**Objective:**
Leave the pictures out. Return all other data exactly.

[Entries from a dataset]
begin
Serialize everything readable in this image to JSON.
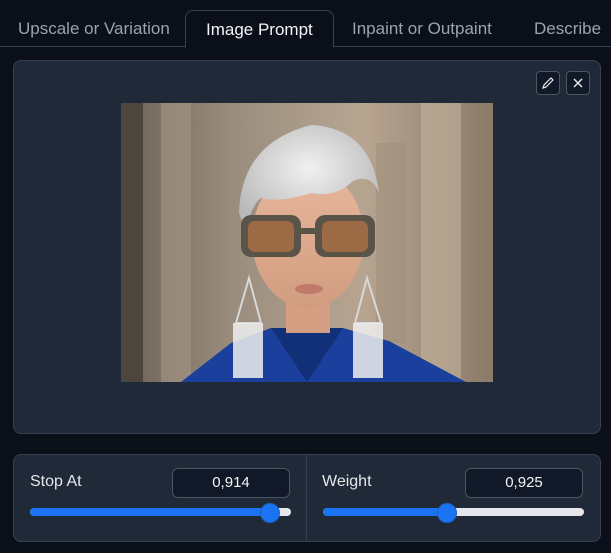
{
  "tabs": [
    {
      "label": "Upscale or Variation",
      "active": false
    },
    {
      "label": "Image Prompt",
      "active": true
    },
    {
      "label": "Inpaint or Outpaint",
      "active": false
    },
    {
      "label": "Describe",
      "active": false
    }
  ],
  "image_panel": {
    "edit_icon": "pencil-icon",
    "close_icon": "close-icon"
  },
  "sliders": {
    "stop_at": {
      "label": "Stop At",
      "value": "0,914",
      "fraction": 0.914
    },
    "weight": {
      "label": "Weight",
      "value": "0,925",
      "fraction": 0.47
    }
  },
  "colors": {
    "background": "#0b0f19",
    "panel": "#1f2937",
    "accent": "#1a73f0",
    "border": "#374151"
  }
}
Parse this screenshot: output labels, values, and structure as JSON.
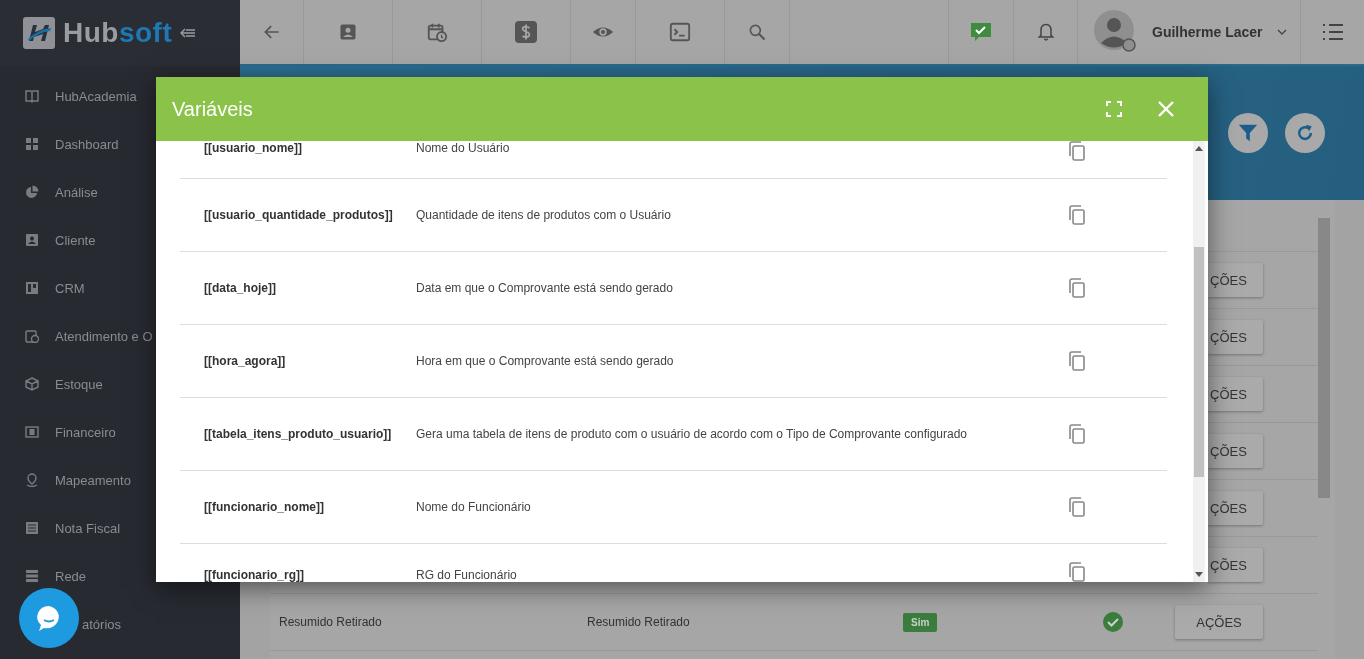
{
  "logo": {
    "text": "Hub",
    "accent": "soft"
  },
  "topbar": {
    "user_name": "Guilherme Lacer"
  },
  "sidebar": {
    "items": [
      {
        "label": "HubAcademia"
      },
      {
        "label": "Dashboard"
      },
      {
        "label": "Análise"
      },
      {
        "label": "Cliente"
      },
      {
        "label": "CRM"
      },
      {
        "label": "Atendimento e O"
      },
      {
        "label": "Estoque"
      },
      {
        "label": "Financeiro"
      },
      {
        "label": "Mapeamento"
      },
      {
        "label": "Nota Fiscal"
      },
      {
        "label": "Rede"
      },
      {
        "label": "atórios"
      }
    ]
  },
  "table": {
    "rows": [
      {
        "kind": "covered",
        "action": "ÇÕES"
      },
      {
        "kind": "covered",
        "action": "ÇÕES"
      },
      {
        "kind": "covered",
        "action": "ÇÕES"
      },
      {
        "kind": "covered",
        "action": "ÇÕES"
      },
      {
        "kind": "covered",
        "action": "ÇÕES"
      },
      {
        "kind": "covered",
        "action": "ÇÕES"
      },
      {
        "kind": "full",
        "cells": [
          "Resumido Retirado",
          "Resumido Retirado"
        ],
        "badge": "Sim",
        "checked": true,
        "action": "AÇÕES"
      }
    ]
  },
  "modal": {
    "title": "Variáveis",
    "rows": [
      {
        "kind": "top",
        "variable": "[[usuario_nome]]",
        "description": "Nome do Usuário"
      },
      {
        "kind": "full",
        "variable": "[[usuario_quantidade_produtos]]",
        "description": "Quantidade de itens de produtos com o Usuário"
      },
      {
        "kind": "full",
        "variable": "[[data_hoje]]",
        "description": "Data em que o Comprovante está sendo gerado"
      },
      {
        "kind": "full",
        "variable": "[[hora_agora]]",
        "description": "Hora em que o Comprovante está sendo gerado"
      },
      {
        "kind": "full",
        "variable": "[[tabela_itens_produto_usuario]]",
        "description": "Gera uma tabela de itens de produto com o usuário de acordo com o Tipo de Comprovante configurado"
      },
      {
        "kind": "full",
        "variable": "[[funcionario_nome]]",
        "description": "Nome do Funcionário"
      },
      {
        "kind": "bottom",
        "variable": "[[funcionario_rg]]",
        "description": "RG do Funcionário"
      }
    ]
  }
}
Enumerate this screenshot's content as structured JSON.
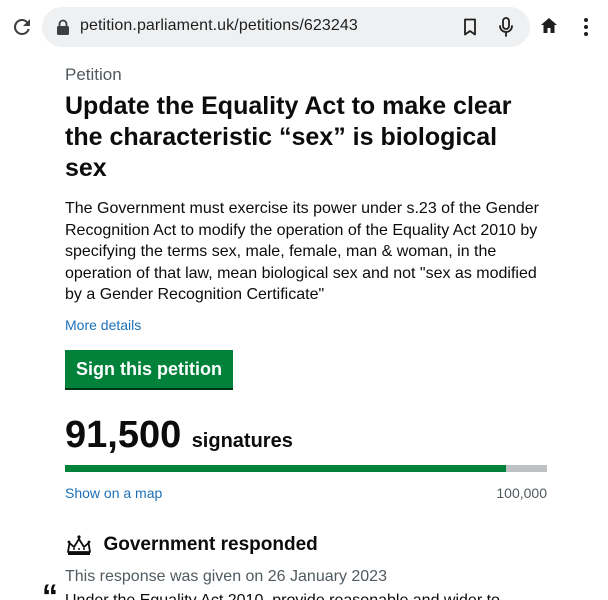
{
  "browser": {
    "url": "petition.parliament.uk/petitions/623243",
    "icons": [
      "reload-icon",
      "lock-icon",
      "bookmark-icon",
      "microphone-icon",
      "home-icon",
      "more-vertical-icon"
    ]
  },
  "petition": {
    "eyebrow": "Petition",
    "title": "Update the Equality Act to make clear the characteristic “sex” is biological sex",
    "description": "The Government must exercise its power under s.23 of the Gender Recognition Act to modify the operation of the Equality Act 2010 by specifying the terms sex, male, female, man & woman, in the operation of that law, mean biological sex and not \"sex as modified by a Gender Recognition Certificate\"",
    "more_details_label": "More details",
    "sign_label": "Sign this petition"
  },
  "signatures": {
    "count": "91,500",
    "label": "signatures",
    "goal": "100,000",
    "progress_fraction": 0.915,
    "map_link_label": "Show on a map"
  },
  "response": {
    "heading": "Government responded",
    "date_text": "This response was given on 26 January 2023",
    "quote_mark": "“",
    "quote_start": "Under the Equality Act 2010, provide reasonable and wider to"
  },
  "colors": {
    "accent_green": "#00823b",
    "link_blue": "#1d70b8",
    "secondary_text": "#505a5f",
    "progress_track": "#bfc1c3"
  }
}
end
**Final result:**
Serialize everything readable in this image to JSON.
{
  "tabs": [
    {
      "label": "Upscale or Variation",
      "active": false
    },
    {
      "label": "Image Prompt",
      "active": true
    },
    {
      "label": "Inpaint or Outpaint",
      "active": false
    },
    {
      "label": "Describe",
      "active": false
    }
  ],
  "image_panel": {
    "edit_icon": "pencil-icon",
    "close_icon": "close-icon"
  },
  "sliders": {
    "stop_at": {
      "label": "Stop At",
      "value": "0,914",
      "fraction": 0.914
    },
    "weight": {
      "label": "Weight",
      "value": "0,925",
      "fraction": 0.47
    }
  },
  "colors": {
    "background": "#0b0f19",
    "panel": "#1f2937",
    "accent": "#1a73f0",
    "border": "#374151"
  }
}
Parse this screenshot: output labels, values, and structure as JSON.
{
  "logo": {
    "text": "Hub",
    "accent": "soft"
  },
  "topbar": {
    "user_name": "Guilherme Lacer"
  },
  "sidebar": {
    "items": [
      {
        "label": "HubAcademia"
      },
      {
        "label": "Dashboard"
      },
      {
        "label": "Análise"
      },
      {
        "label": "Cliente"
      },
      {
        "label": "CRM"
      },
      {
        "label": "Atendimento e O"
      },
      {
        "label": "Estoque"
      },
      {
        "label": "Financeiro"
      },
      {
        "label": "Mapeamento"
      },
      {
        "label": "Nota Fiscal"
      },
      {
        "label": "Rede"
      },
      {
        "label": "atórios"
      }
    ]
  },
  "table": {
    "rows": [
      {
        "kind": "covered",
        "action": "ÇÕES"
      },
      {
        "kind": "covered",
        "action": "ÇÕES"
      },
      {
        "kind": "covered",
        "action": "ÇÕES"
      },
      {
        "kind": "covered",
        "action": "ÇÕES"
      },
      {
        "kind": "covered",
        "action": "ÇÕES"
      },
      {
        "kind": "covered",
        "action": "ÇÕES"
      },
      {
        "kind": "full",
        "cells": [
          "Resumido Retirado",
          "Resumido Retirado"
        ],
        "badge": "Sim",
        "checked": true,
        "action": "AÇÕES"
      }
    ]
  },
  "modal": {
    "title": "Variáveis",
    "rows": [
      {
        "kind": "top",
        "variable": "[[usuario_nome]]",
        "description": "Nome do Usuário"
      },
      {
        "kind": "full",
        "variable": "[[usuario_quantidade_produtos]]",
        "description": "Quantidade de itens de produtos com o Usuário"
      },
      {
        "kind": "full",
        "variable": "[[data_hoje]]",
        "description": "Data em que o Comprovante está sendo gerado"
      },
      {
        "kind": "full",
        "variable": "[[hora_agora]]",
        "description": "Hora em que o Comprovante está sendo gerado"
      },
      {
        "kind": "full",
        "variable": "[[tabela_itens_produto_usuario]]",
        "description": "Gera uma tabela de itens de produto com o usuário de acordo com o Tipo de Comprovante configurado"
      },
      {
        "kind": "full",
        "variable": "[[funcionario_nome]]",
        "description": "Nome do Funcionário"
      },
      {
        "kind": "bottom",
        "variable": "[[funcionario_rg]]",
        "description": "RG do Funcionário"
      }
    ]
  }
}
Enumerate this screenshot's content as structured JSON.
{
  "browser": {
    "url": "petition.parliament.uk/petitions/623243",
    "icons": [
      "reload-icon",
      "lock-icon",
      "bookmark-icon",
      "microphone-icon",
      "home-icon",
      "more-vertical-icon"
    ]
  },
  "petition": {
    "eyebrow": "Petition",
    "title": "Update the Equality Act to make clear the characteristic “sex” is biological sex",
    "description": "The Government must exercise its power under s.23 of the Gender Recognition Act to modify the operation of the Equality Act 2010 by specifying the terms sex, male, female, man & woman, in the operation of that law, mean biological sex and not \"sex as modified by a Gender Recognition Certificate\"",
    "more_details_label": "More details",
    "sign_label": "Sign this petition"
  },
  "signatures": {
    "count": "91,500",
    "label": "signatures",
    "goal": "100,000",
    "progress_fraction": 0.915,
    "map_link_label": "Show on a map"
  },
  "response": {
    "heading": "Government responded",
    "date_text": "This response was given on 26 January 2023",
    "quote_mark": "“",
    "quote_start": "Under the Equality Act 2010, provide reasonable and wider to"
  },
  "colors": {
    "accent_green": "#00823b",
    "link_blue": "#1d70b8",
    "secondary_text": "#505a5f",
    "progress_track": "#bfc1c3"
  }
}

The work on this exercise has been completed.